## Problem
Present every line of the material below as a numbered list, omitting blank lines and leaving out the pictures.

## Data records
= = = = = = =
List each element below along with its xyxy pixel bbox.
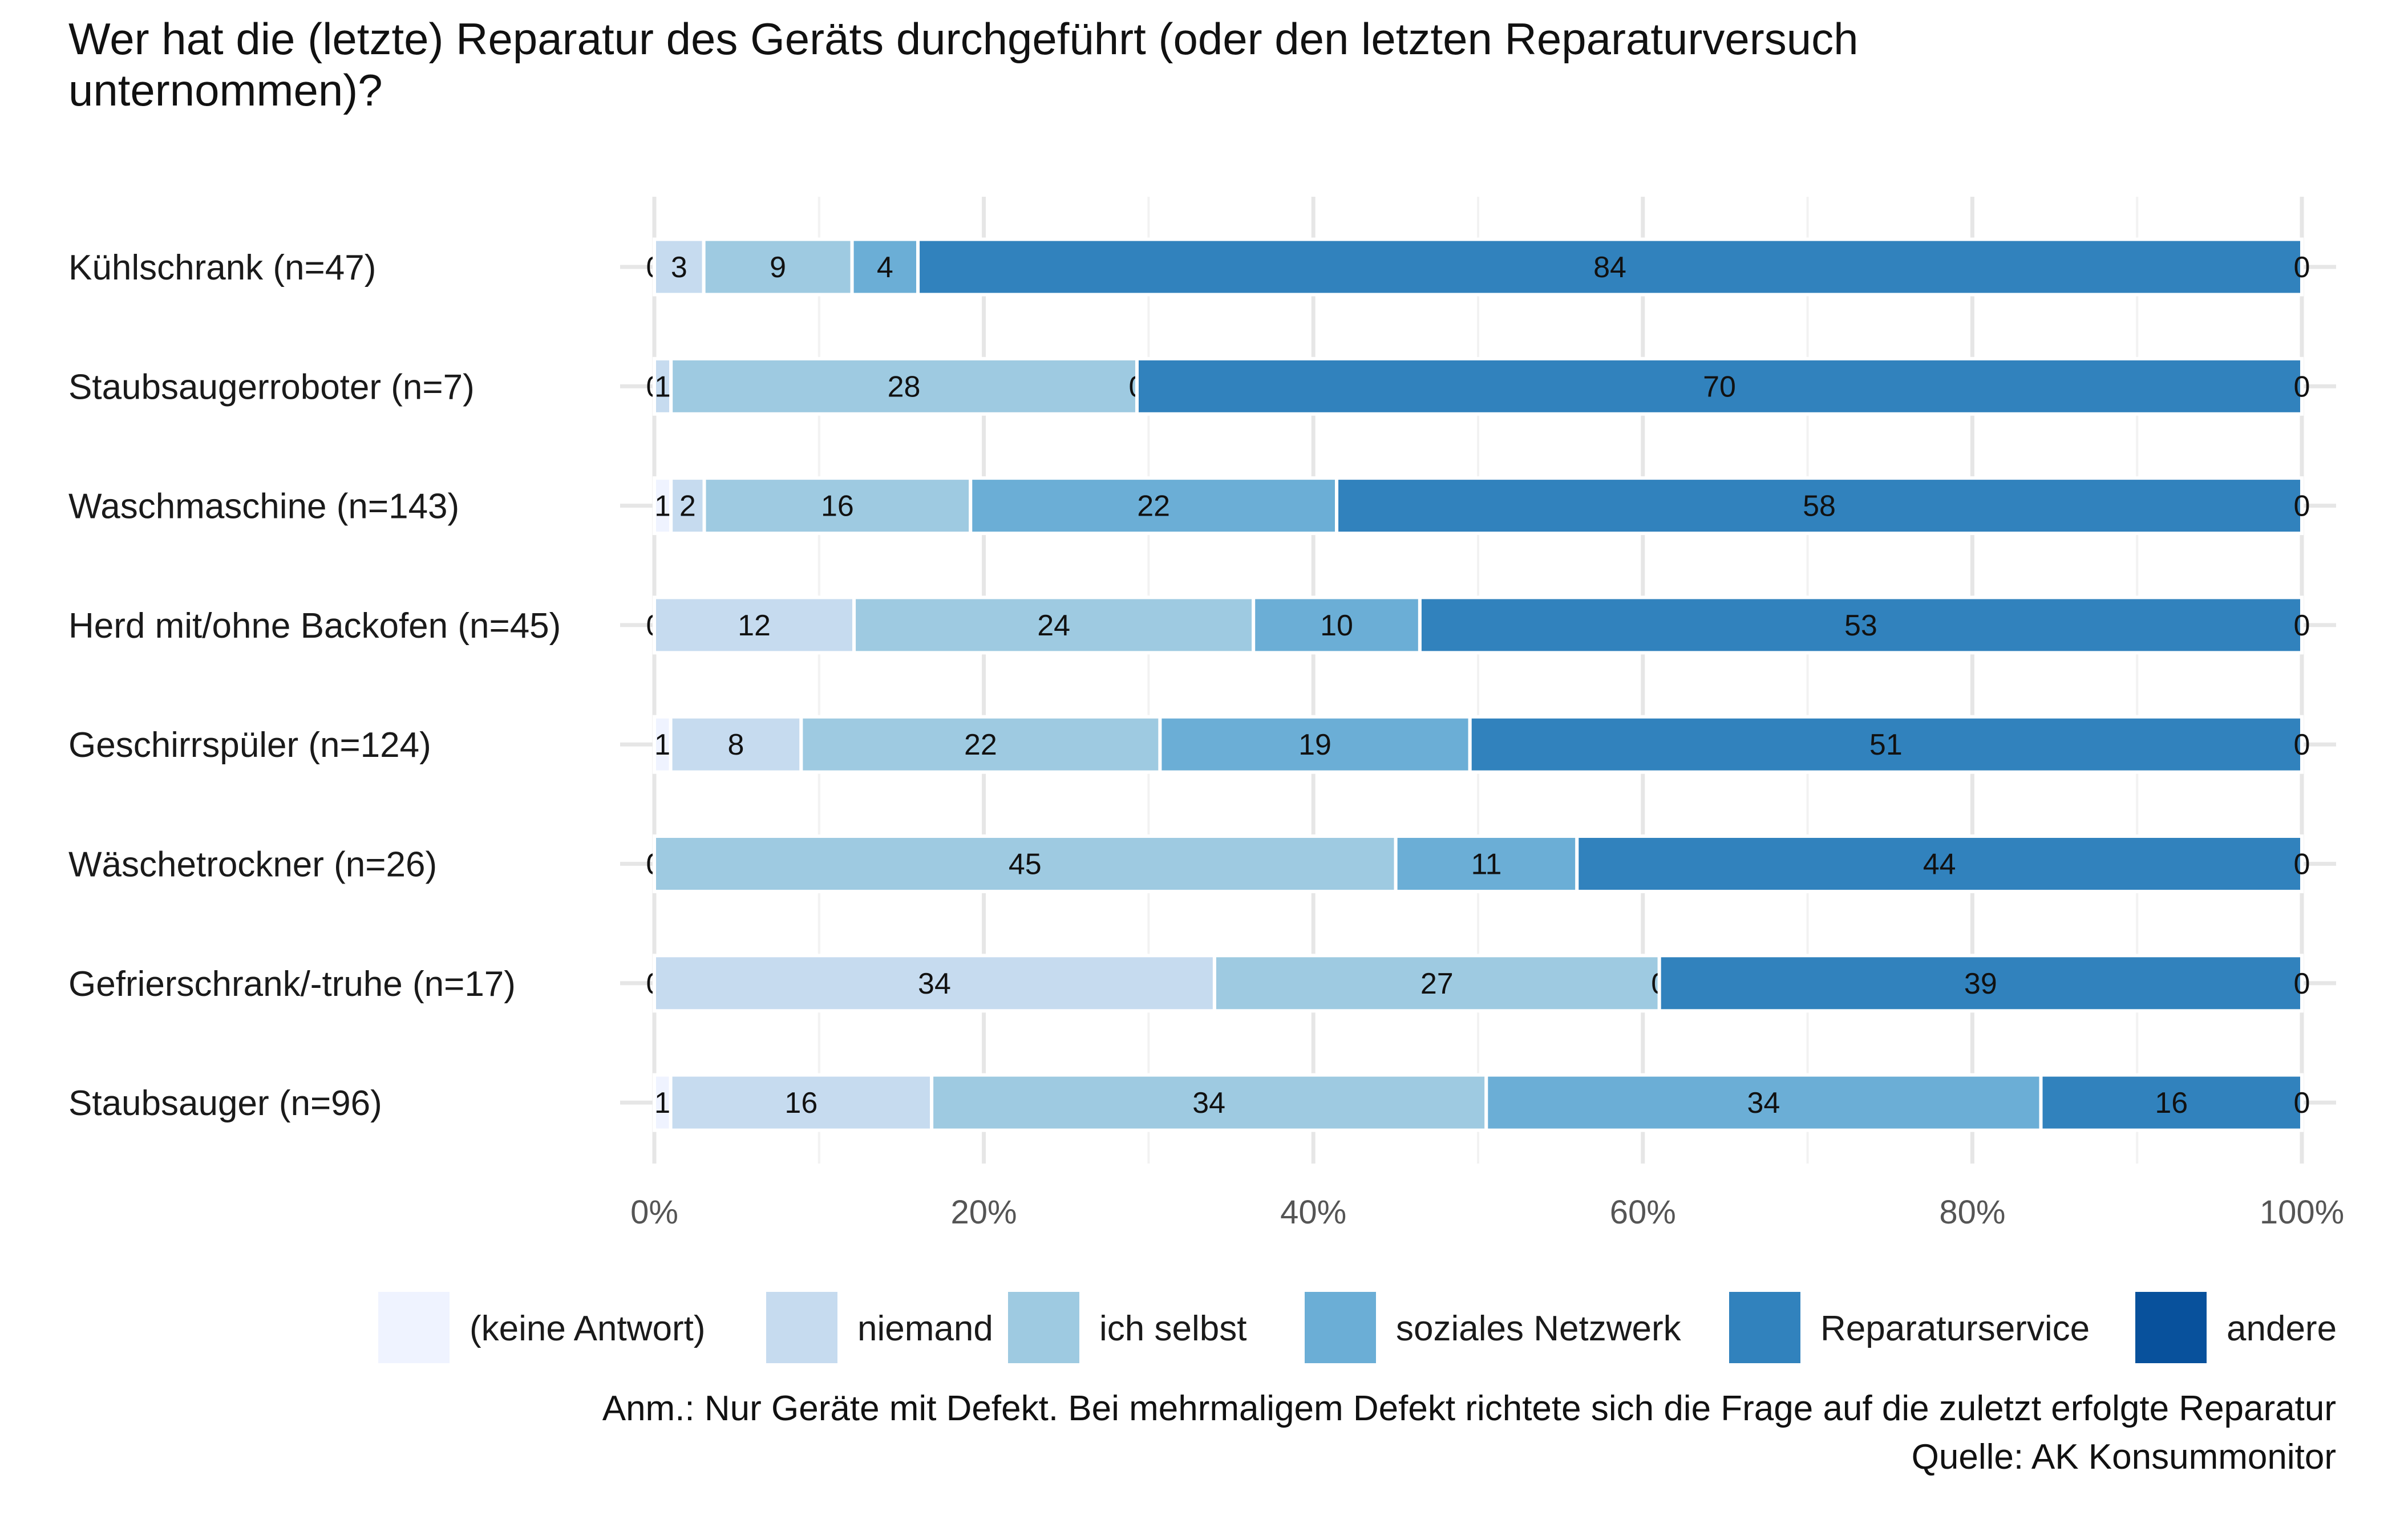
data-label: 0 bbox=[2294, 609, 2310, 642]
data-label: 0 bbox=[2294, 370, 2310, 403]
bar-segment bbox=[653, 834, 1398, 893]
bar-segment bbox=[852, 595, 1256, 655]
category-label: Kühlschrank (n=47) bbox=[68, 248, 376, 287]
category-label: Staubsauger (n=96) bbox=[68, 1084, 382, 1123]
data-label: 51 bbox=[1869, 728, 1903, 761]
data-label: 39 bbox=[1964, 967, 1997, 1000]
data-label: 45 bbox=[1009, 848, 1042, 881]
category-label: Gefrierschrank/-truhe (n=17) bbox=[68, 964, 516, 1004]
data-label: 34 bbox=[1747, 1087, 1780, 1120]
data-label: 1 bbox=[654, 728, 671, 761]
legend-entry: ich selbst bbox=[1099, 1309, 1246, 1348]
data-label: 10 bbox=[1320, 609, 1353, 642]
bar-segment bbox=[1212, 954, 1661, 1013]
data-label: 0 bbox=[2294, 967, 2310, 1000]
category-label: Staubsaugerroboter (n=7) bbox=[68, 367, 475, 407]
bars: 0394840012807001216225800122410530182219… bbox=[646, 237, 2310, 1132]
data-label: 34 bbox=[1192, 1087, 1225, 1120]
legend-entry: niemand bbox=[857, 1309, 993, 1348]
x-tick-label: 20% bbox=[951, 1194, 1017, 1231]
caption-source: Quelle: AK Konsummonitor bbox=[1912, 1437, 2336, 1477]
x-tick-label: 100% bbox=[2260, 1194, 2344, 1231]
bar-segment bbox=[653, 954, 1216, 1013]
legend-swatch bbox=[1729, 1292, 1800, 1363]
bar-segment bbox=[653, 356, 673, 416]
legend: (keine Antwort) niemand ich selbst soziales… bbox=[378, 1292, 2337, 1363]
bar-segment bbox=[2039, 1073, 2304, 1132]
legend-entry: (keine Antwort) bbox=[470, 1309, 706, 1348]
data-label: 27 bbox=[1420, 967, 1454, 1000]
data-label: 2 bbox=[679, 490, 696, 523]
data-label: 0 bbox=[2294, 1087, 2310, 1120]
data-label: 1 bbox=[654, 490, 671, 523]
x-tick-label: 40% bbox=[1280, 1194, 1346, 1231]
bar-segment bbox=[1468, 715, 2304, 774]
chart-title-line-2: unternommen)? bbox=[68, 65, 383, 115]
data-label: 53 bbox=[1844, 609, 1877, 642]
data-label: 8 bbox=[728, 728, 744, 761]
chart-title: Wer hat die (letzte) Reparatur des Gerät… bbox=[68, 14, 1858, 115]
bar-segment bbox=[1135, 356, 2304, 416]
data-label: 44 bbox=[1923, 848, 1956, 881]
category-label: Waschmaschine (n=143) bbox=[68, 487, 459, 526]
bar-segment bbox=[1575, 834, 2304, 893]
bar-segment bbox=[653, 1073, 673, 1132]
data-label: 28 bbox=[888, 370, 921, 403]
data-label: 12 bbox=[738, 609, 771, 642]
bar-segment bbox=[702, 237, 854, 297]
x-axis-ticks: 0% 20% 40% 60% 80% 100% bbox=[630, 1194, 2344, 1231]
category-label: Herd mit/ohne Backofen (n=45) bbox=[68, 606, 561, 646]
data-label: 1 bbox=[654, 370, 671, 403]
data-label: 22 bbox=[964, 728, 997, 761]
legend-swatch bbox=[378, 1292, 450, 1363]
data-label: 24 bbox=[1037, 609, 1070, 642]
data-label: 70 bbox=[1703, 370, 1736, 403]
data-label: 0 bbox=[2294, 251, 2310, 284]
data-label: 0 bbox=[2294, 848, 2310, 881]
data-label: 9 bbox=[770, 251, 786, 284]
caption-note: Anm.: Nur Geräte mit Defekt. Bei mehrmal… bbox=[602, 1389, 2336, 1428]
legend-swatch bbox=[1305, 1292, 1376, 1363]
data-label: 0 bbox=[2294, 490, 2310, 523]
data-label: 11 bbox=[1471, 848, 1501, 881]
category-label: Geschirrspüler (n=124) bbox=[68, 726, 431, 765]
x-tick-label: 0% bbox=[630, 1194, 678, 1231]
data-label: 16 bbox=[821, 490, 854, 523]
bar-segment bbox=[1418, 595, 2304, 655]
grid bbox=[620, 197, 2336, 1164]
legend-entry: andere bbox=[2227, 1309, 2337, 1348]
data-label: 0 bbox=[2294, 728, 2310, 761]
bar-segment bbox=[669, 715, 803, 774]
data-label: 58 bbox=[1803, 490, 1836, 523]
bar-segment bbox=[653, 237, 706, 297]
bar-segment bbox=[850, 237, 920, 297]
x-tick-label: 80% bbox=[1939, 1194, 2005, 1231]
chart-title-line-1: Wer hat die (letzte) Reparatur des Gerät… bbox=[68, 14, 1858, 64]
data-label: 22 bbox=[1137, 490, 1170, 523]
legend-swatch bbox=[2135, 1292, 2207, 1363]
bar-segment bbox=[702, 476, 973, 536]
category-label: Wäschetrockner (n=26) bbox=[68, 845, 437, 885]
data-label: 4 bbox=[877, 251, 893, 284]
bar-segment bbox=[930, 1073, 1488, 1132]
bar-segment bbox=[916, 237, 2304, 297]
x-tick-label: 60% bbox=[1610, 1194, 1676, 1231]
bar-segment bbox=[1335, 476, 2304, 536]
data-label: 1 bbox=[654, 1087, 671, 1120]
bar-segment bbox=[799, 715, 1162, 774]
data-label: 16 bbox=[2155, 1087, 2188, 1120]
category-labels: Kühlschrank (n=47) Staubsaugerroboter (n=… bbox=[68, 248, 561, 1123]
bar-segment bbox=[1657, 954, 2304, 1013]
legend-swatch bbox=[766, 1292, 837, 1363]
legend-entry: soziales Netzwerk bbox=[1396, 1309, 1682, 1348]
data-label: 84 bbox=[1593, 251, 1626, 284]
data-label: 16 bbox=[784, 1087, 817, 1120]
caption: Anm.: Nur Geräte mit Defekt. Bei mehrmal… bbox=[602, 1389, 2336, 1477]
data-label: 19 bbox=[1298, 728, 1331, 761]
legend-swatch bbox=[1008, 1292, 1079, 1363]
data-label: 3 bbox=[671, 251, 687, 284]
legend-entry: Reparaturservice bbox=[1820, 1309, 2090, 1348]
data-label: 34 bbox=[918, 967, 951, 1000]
= = = = = = =
## Solution to the exercise
1. List each element below along with its xyxy pixel bbox.
2. data-label: 0 bbox=[2294, 609, 2310, 642]
3. data-label: 0 bbox=[2294, 370, 2310, 403]
4. bar-segment bbox=[653, 834, 1398, 893]
5. bar-segment bbox=[852, 595, 1256, 655]
6. category-label: Kühlschrank (n=47) bbox=[68, 248, 376, 287]
7. category-label: Staubsauger (n=96) bbox=[68, 1084, 382, 1123]
8. data-label: 51 bbox=[1869, 728, 1903, 761]
9. data-label: 39 bbox=[1964, 967, 1997, 1000]
10. data-label: 45 bbox=[1009, 848, 1042, 881]
11. category-label: Gefrierschrank/-truhe (n=17) bbox=[68, 964, 516, 1004]
12. data-label: 34 bbox=[1747, 1087, 1780, 1120]
13. data-label: 1 bbox=[654, 728, 671, 761]
14. legend-entry: ich selbst bbox=[1099, 1309, 1246, 1348]
15. data-label: 10 bbox=[1320, 609, 1353, 642]
16. bar-segment bbox=[1212, 954, 1661, 1013]
17. data-label: 0 bbox=[2294, 967, 2310, 1000]
18. category-label: Staubsaugerroboter (n=7) bbox=[68, 367, 475, 407]
19. bars: 0394840012807001216225800122410530182219… bbox=[646, 237, 2310, 1132]
20. data-label: 34 bbox=[1192, 1087, 1225, 1120]
21. legend-entry: niemand bbox=[857, 1309, 993, 1348]
22. x-tick-label: 20% bbox=[951, 1194, 1017, 1231]
23. caption-source: Quelle: AK Konsummonitor bbox=[1912, 1437, 2336, 1477]
24. x-tick-label: 100% bbox=[2260, 1194, 2344, 1231]
25. bar-segment bbox=[653, 954, 1216, 1013]
26. legend-swatch bbox=[1729, 1292, 1800, 1363]
27. bar-segment bbox=[653, 356, 673, 416]
28. legend: (keine Antwort) niemand ich selbst soziales… bbox=[378, 1292, 2337, 1363]
29. bar-segment bbox=[2039, 1073, 2304, 1132]
30. legend-entry: (keine Antwort) bbox=[470, 1309, 706, 1348]
31. data-label: 27 bbox=[1420, 967, 1454, 1000]
32. data-label: 2 bbox=[679, 490, 696, 523]
33. data-label: 0 bbox=[2294, 1087, 2310, 1120]
34. data-label: 1 bbox=[654, 490, 671, 523]
35. x-tick-label: 40% bbox=[1280, 1194, 1346, 1231]
36. bar-segment bbox=[1468, 715, 2304, 774]
37. chart-title-line-2: unternommen)? bbox=[68, 65, 383, 115]
38. data-label: 53 bbox=[1844, 609, 1877, 642]
39. data-label: 8 bbox=[728, 728, 744, 761]
40. chart-title: Wer hat die (letzte) Reparatur des Gerät… bbox=[68, 14, 1858, 115]
41. bar-segment bbox=[1135, 356, 2304, 416]
42. data-label: 44 bbox=[1923, 848, 1956, 881]
43. category-label: Waschmaschine (n=143) bbox=[68, 487, 459, 526]
44. bar-segment bbox=[1575, 834, 2304, 893]
45. bar-segment bbox=[653, 1073, 673, 1132]
46. data-label: 28 bbox=[888, 370, 921, 403]
47. data-label: 12 bbox=[738, 609, 771, 642]
48. bar-segment bbox=[702, 237, 854, 297]
49. x-axis-ticks: 0% 20% 40% 60% 80% 100% bbox=[630, 1194, 2344, 1231]
50. category-label: Herd mit/ohne Backofen (n=45) bbox=[68, 606, 561, 646]
51. data-label: 1 bbox=[654, 370, 671, 403]
52. data-label: 22 bbox=[964, 728, 997, 761]
53. legend-swatch bbox=[378, 1292, 450, 1363]
54. data-label: 24 bbox=[1037, 609, 1070, 642]
55. data-label: 70 bbox=[1703, 370, 1736, 403]
56. data-label: 0 bbox=[2294, 251, 2310, 284]
57. data-label: 0 bbox=[2294, 848, 2310, 881]
58. data-label: 9 bbox=[770, 251, 786, 284]
59. caption-note: Anm.: Nur Geräte mit Defekt. Bei mehrmal… bbox=[602, 1389, 2336, 1428]
60. legend-swatch bbox=[1305, 1292, 1376, 1363]
61. data-label: 0 bbox=[2294, 490, 2310, 523]
62. data-label: 11 bbox=[1471, 848, 1501, 881]
63. category-label: Geschirrspüler (n=124) bbox=[68, 726, 431, 765]
64. x-tick-label: 0% bbox=[630, 1194, 678, 1231]
65. data-label: 16 bbox=[821, 490, 854, 523]
66. bar-segment bbox=[1418, 595, 2304, 655]
67. grid bbox=[620, 197, 2336, 1164]
68. legend-entry: andere bbox=[2227, 1309, 2337, 1348]
69. data-label: 0 bbox=[2294, 728, 2310, 761]
70. bar-segment bbox=[669, 715, 803, 774]
71. data-label: 58 bbox=[1803, 490, 1836, 523]
72. bar-segment bbox=[653, 237, 706, 297]
73. bar-segment bbox=[850, 237, 920, 297]
74. x-tick-label: 80% bbox=[1939, 1194, 2005, 1231]
75. chart-title-line-1: Wer hat die (letzte) Reparatur des Gerät… bbox=[68, 14, 1858, 64]
76. data-label: 22 bbox=[1137, 490, 1170, 523]
77. legend-swatch bbox=[2135, 1292, 2207, 1363]
78. bar-segment bbox=[702, 476, 973, 536]
79. category-label: Wäschetrockner (n=26) bbox=[68, 845, 437, 885]
80. data-label: 4 bbox=[877, 251, 893, 284]
81. bar-segment bbox=[930, 1073, 1488, 1132]
82. bar-segment bbox=[916, 237, 2304, 297]
83. x-tick-label: 60% bbox=[1610, 1194, 1676, 1231]
84. bar-segment bbox=[1335, 476, 2304, 536]
85. data-label: 1 bbox=[654, 1087, 671, 1120]
86. bar-segment bbox=[799, 715, 1162, 774]
87. data-label: 16 bbox=[2155, 1087, 2188, 1120]
88. category-labels: Kühlschrank (n=47) Staubsaugerroboter (n=… bbox=[68, 248, 561, 1123]
89. bar-segment bbox=[1657, 954, 2304, 1013]
90. legend-swatch bbox=[766, 1292, 837, 1363]
91. legend-entry: soziales Netzwerk bbox=[1396, 1309, 1682, 1348]
92. data-label: 84 bbox=[1593, 251, 1626, 284]
93. data-label: 16 bbox=[784, 1087, 817, 1120]
94. caption: Anm.: Nur Geräte mit Defekt. Bei mehrmal… bbox=[602, 1389, 2336, 1477]
95. data-label: 19 bbox=[1298, 728, 1331, 761]
96. legend-swatch bbox=[1008, 1292, 1079, 1363]
97. data-label: 3 bbox=[671, 251, 687, 284]
98. legend-entry: Reparaturservice bbox=[1820, 1309, 2090, 1348]
99. data-label: 34 bbox=[918, 967, 951, 1000]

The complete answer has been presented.